Exercise brief: Copy every line of the listing that holds the string "JSON".

-- START OF Material shown --

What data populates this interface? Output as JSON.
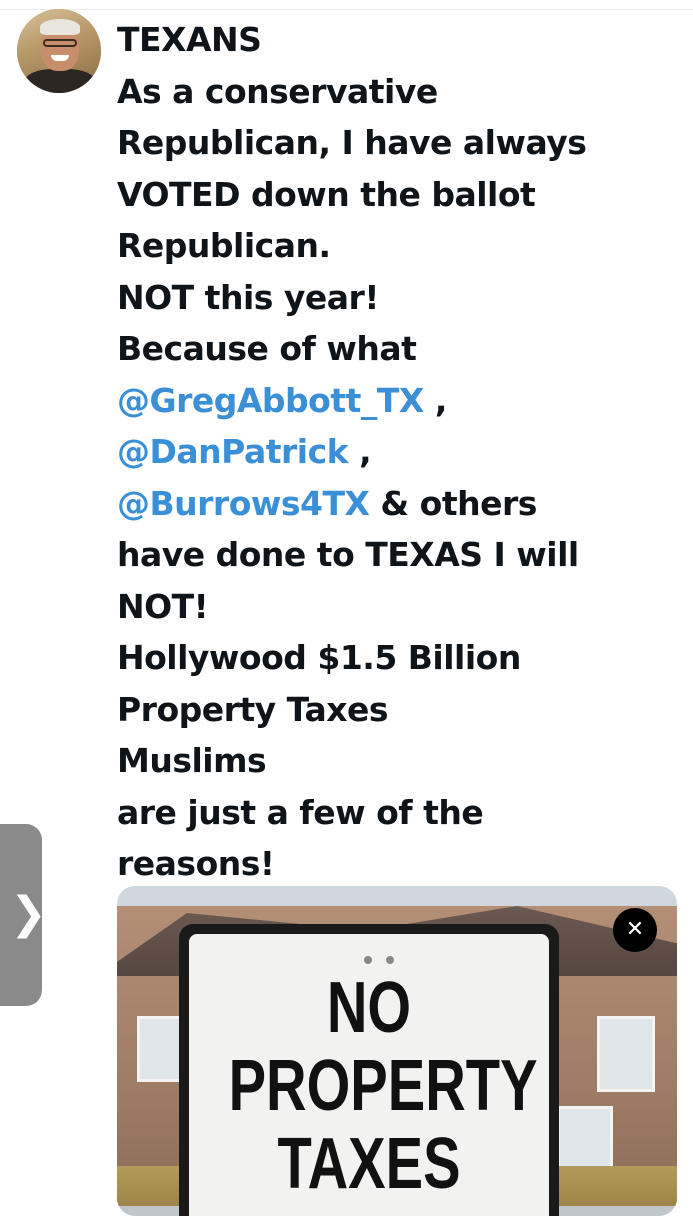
{
  "post": {
    "text_lines": [
      {
        "text": "TEXANS"
      },
      {
        "text": "As a conservative"
      },
      {
        "text": "Republican, I have always"
      },
      {
        "text": "VOTED down the ballot"
      },
      {
        "text": "Republican."
      },
      {
        "text": "NOT this year!"
      },
      {
        "text": "Because of what"
      },
      {
        "mention": "@GregAbbott_TX",
        "after": " ,"
      },
      {
        "mention": "@DanPatrick",
        "after": " ,"
      },
      {
        "mention": "@Burrows4TX",
        "after": " & others"
      },
      {
        "text": "have done to TEXAS I will"
      },
      {
        "text": "NOT!"
      },
      {
        "text": "Hollywood $1.5 Billion"
      },
      {
        "text": "Property Taxes"
      },
      {
        "text": "Muslims"
      },
      {
        "text": "are just a few of the"
      },
      {
        "text": "reasons!"
      }
    ]
  },
  "media": {
    "sign_line_1": "NO",
    "sign_line_2": "PROPERTY",
    "sign_line_3": "TAXES",
    "close_glyph": "✕"
  },
  "side_tab": {
    "chevron": "❯"
  },
  "colors": {
    "mention": "#3b8fd6",
    "text": "#0f1419",
    "side_tab": "#8a8a8a"
  }
}
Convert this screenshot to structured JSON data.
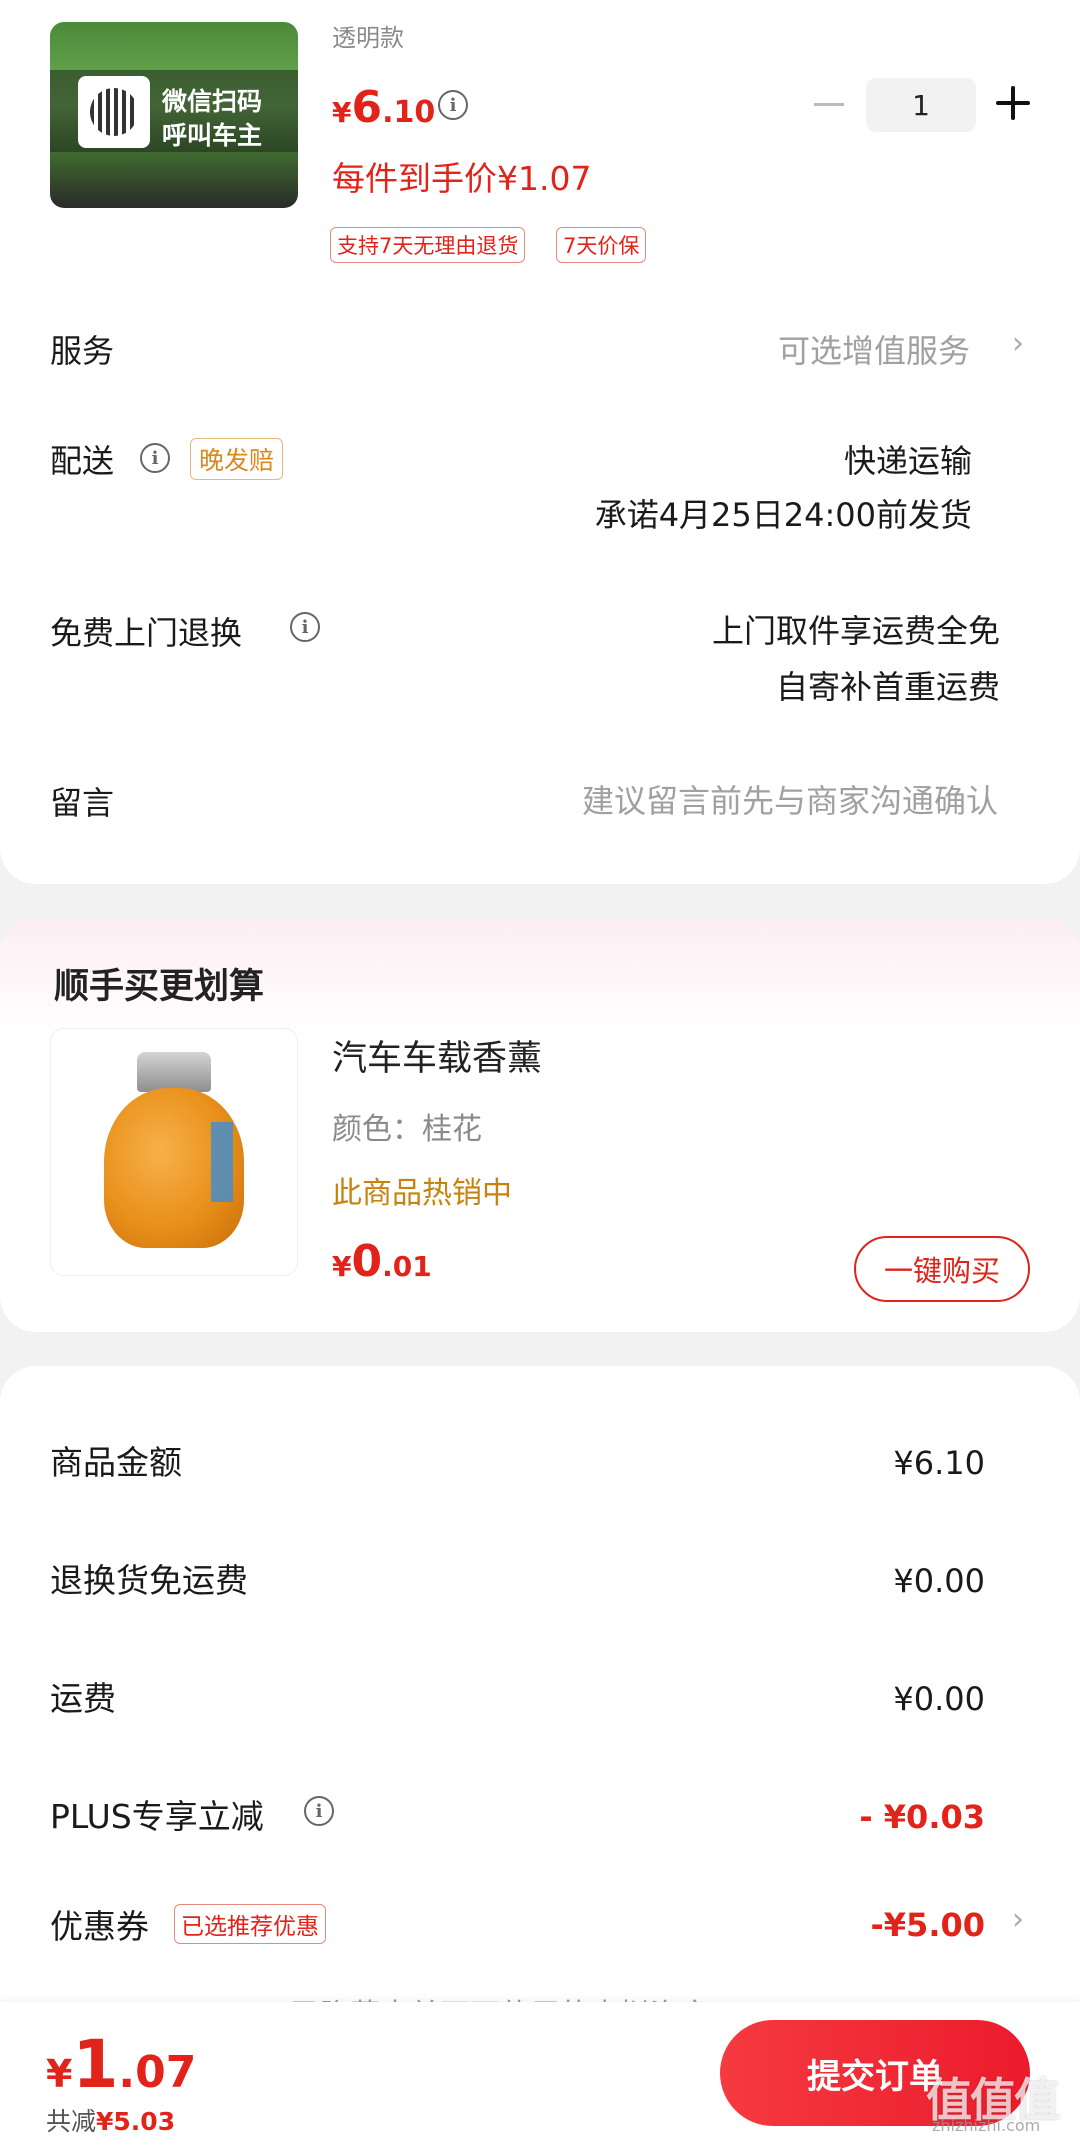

-- END OF Material shown --

Right answer:
What data populates this interface? Output as JSON.
Convert this screenshot to structured JSON data.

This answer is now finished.